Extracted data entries
* START *

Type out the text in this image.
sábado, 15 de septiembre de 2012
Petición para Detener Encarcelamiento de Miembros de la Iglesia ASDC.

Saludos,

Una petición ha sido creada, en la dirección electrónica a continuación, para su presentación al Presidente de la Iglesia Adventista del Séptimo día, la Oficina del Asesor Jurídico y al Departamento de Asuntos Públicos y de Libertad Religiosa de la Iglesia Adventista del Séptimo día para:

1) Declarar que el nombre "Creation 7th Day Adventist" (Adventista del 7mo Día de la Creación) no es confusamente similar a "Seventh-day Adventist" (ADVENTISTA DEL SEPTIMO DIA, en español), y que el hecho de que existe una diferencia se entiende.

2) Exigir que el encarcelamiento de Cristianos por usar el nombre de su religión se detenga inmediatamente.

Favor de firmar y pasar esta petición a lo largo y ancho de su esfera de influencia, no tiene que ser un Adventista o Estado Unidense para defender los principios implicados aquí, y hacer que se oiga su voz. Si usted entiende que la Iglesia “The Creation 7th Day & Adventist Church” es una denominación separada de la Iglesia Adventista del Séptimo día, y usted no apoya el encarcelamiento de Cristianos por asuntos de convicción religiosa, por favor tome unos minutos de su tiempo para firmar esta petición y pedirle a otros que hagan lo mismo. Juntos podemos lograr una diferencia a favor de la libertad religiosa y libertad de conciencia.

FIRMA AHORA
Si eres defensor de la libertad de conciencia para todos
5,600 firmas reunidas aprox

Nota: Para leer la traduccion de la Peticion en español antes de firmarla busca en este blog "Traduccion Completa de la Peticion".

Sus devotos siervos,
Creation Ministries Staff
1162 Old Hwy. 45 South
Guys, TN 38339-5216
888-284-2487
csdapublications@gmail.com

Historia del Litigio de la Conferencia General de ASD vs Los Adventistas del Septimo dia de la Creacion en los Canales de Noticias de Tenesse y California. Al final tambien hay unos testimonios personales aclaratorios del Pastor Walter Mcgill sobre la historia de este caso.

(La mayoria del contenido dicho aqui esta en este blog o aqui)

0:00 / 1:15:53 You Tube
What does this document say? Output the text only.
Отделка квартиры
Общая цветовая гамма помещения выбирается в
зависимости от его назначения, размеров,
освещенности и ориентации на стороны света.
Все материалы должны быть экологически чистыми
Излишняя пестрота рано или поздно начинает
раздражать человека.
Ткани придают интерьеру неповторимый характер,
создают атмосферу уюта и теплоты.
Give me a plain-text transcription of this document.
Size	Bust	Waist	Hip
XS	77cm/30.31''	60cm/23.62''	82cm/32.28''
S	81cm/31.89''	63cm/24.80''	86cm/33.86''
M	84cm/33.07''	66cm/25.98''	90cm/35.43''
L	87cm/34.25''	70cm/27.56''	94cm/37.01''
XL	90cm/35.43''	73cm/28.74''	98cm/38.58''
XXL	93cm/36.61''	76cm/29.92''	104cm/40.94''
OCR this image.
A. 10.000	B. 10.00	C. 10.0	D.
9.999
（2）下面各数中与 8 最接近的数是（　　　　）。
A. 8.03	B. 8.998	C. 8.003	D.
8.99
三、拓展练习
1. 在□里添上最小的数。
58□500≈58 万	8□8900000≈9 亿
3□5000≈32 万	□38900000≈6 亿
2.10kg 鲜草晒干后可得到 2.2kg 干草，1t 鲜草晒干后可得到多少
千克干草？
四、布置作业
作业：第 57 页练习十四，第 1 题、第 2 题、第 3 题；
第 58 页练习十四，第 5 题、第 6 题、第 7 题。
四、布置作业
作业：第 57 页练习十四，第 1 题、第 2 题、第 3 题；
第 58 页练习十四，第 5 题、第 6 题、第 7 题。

* END *

How many lines in the records above contain the word "este"? Reply with the number alone.

Answer to the problem: 3